*Dataset content*

· · · ·

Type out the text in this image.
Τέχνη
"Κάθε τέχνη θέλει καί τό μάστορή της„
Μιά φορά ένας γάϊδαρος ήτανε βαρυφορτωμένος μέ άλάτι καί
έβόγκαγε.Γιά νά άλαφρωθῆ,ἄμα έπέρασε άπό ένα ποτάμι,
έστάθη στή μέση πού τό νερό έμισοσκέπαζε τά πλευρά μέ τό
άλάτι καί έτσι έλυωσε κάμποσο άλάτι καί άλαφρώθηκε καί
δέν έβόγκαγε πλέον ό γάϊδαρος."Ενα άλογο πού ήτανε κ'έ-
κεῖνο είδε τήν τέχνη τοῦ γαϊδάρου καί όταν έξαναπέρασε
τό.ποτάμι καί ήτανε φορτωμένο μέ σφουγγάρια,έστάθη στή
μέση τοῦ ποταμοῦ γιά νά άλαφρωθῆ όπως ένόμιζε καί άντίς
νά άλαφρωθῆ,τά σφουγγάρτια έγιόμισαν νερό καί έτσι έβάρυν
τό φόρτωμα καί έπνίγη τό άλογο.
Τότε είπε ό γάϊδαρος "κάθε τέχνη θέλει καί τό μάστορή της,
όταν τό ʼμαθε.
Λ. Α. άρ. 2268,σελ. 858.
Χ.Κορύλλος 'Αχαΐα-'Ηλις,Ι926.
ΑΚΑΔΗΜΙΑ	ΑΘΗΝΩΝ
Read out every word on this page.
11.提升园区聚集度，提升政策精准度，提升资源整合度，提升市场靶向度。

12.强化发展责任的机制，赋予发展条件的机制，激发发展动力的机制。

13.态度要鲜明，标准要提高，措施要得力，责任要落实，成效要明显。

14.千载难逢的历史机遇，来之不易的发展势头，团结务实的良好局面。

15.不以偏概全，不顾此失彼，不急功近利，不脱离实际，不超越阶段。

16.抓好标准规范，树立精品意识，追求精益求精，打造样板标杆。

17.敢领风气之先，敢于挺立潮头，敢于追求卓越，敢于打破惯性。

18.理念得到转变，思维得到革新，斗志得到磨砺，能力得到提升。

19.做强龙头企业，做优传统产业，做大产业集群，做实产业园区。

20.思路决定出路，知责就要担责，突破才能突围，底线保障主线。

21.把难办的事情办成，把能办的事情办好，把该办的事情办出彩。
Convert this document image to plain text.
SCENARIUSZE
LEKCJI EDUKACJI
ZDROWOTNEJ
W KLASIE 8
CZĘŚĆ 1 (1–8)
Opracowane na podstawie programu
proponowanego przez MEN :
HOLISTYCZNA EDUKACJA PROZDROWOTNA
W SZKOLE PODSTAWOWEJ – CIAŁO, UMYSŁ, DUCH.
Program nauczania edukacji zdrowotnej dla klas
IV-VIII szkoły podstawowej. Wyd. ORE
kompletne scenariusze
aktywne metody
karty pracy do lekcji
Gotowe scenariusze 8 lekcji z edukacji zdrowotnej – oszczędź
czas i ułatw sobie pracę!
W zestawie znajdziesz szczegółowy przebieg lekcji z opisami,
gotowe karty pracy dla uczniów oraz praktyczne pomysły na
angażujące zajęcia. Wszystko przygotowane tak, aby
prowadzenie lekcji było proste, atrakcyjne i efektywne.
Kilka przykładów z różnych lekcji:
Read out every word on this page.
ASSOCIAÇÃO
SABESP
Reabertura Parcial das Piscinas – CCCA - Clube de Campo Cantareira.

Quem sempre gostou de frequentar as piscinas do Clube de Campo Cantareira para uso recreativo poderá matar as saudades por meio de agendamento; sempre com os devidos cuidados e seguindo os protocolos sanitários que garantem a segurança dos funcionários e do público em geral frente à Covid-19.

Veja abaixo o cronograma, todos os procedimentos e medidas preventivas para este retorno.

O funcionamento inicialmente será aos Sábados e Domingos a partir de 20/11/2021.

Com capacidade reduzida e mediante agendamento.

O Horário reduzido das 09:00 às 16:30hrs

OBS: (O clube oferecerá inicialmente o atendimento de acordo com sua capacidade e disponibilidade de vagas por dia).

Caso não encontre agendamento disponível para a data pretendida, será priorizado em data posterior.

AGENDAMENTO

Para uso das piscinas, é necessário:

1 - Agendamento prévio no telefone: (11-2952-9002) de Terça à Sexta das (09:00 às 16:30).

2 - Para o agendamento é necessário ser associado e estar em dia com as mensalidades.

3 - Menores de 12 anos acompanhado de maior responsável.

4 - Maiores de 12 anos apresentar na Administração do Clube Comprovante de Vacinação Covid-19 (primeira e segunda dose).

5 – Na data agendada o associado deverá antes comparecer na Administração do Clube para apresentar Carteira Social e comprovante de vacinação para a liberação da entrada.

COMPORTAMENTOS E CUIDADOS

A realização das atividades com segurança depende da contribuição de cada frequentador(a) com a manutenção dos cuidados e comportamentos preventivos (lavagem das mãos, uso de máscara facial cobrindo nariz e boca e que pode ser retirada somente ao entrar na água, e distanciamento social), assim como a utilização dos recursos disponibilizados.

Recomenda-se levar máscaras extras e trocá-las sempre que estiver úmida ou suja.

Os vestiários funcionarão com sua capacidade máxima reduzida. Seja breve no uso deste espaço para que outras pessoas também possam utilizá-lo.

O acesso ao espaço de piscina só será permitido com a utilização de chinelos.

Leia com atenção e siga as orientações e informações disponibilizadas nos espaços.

· · · ·

*Required task*
Please return the data above exactly as given.

*The result*
Type out the text in this image.
Τέχνη
"Κάθε τέχνη θέλει καί τό μάστορή της„
Μιά φορά ένας γάϊδαρος ήτανε βαρυφορτωμένος μέ άλάτι καί
έβόγκαγε.Γιά νά άλαφρωθῆ,ἄμα έπέρασε άπό ένα ποτάμι,
έστάθη στή μέση πού τό νερό έμισοσκέπαζε τά πλευρά μέ τό
άλάτι καί έτσι έλυωσε κάμποσο άλάτι καί άλαφρώθηκε καί
δέν έβόγκαγε πλέον ό γάϊδαρος."Ενα άλογο πού ήτανε κ'έ-
κεῖνο είδε τήν τέχνη τοῦ γαϊδάρου καί όταν έξαναπέρασε
τό.ποτάμι καί ήτανε φορτωμένο μέ σφουγγάρια,έστάθη στή
μέση τοῦ ποταμοῦ γιά νά άλαφρωθῆ όπως ένόμιζε καί άντίς
νά άλαφρωθῆ,τά σφουγγάρτια έγιόμισαν νερό καί έτσι έβάρυν
τό φόρτωμα καί έπνίγη τό άλογο.
Τότε είπε ό γάϊδαρος "κάθε τέχνη θέλει καί τό μάστορή της,
όταν τό ʼμαθε.
Λ. Α. άρ. 2268,σελ. 858.
Χ.Κορύλλος 'Αχαΐα-'Ηλις,Ι926.
ΑΚΑΔΗΜΙΑ	ΑΘΗΝΩΝ
Read out every word on this page.
11.提升园区聚集度，提升政策精准度，提升资源整合度，提升市场靶向度。

12.强化发展责任的机制，赋予发展条件的机制，激发发展动力的机制。

13.态度要鲜明，标准要提高，措施要得力，责任要落实，成效要明显。

14.千载难逢的历史机遇，来之不易的发展势头，团结务实的良好局面。

15.不以偏概全，不顾此失彼，不急功近利，不脱离实际，不超越阶段。

16.抓好标准规范，树立精品意识，追求精益求精，打造样板标杆。

17.敢领风气之先，敢于挺立潮头，敢于追求卓越，敢于打破惯性。

18.理念得到转变，思维得到革新，斗志得到磨砺，能力得到提升。

19.做强龙头企业，做优传统产业，做大产业集群，做实产业园区。

20.思路决定出路，知责就要担责，突破才能突围，底线保障主线。

21.把难办的事情办成，把能办的事情办好，把该办的事情办出彩。
Convert this document image to plain text.
SCENARIUSZE
LEKCJI EDUKACJI
ZDROWOTNEJ
W KLASIE 8
CZĘŚĆ 1 (1–8)
Opracowane na podstawie programu
proponowanego przez MEN :
HOLISTYCZNA EDUKACJA PROZDROWOTNA
W SZKOLE PODSTAWOWEJ – CIAŁO, UMYSŁ, DUCH.
Program nauczania edukacji zdrowotnej dla klas
IV-VIII szkoły podstawowej. Wyd. ORE
kompletne scenariusze
aktywne metody
karty pracy do lekcji
Gotowe scenariusze 8 lekcji z edukacji zdrowotnej – oszczędź
czas i ułatw sobie pracę!
W zestawie znajdziesz szczegółowy przebieg lekcji z opisami,
gotowe karty pracy dla uczniów oraz praktyczne pomysły na
angażujące zajęcia. Wszystko przygotowane tak, aby
prowadzenie lekcji było proste, atrakcyjne i efektywne.
Kilka przykładów z różnych lekcji:
Read out every word on this page.
ASSOCIAÇÃO
SABESP
Reabertura Parcial das Piscinas – CCCA - Clube de Campo Cantareira.

Quem sempre gostou de frequentar as piscinas do Clube de Campo Cantareira para uso recreativo poderá matar as saudades por meio de agendamento; sempre com os devidos cuidados e seguindo os protocolos sanitários que garantem a segurança dos funcionários e do público em geral frente à Covid-19.

Veja abaixo o cronograma, todos os procedimentos e medidas preventivas para este retorno.

O funcionamento inicialmente será aos Sábados e Domingos a partir de 20/11/2021.

Com capacidade reduzida e mediante agendamento.

O Horário reduzido das 09:00 às 16:30hrs

OBS: (O clube oferecerá inicialmente o atendimento de acordo com sua capacidade e disponibilidade de vagas por dia).

Caso não encontre agendamento disponível para a data pretendida, será priorizado em data posterior.

AGENDAMENTO

Para uso das piscinas, é necessário:

1 - Agendamento prévio no telefone: (11-2952-9002) de Terça à Sexta das (09:00 às 16:30).

2 - Para o agendamento é necessário ser associado e estar em dia com as mensalidades.

3 - Menores de 12 anos acompanhado de maior responsável.

4 - Maiores de 12 anos apresentar na Administração do Clube Comprovante de Vacinação Covid-19 (primeira e segunda dose).

5 – Na data agendada o associado deverá antes comparecer na Administração do Clube para apresentar Carteira Social e comprovante de vacinação para a liberação da entrada.

COMPORTAMENTOS E CUIDADOS

A realização das atividades com segurança depende da contribuição de cada frequentador(a) com a manutenção dos cuidados e comportamentos preventivos (lavagem das mãos, uso de máscara facial cobrindo nariz e boca e que pode ser retirada somente ao entrar na água, e distanciamento social), assim como a utilização dos recursos disponibilizados.

Recomenda-se levar máscaras extras e trocá-las sempre que estiver úmida ou suja.

Os vestiários funcionarão com sua capacidade máxima reduzida. Seja breve no uso deste espaço para que outras pessoas também possam utilizá-lo.

O acesso ao espaço de piscina só será permitido com a utilização de chinelos.

Leia com atenção e siga as orientações e informações disponibilizadas nos espaços.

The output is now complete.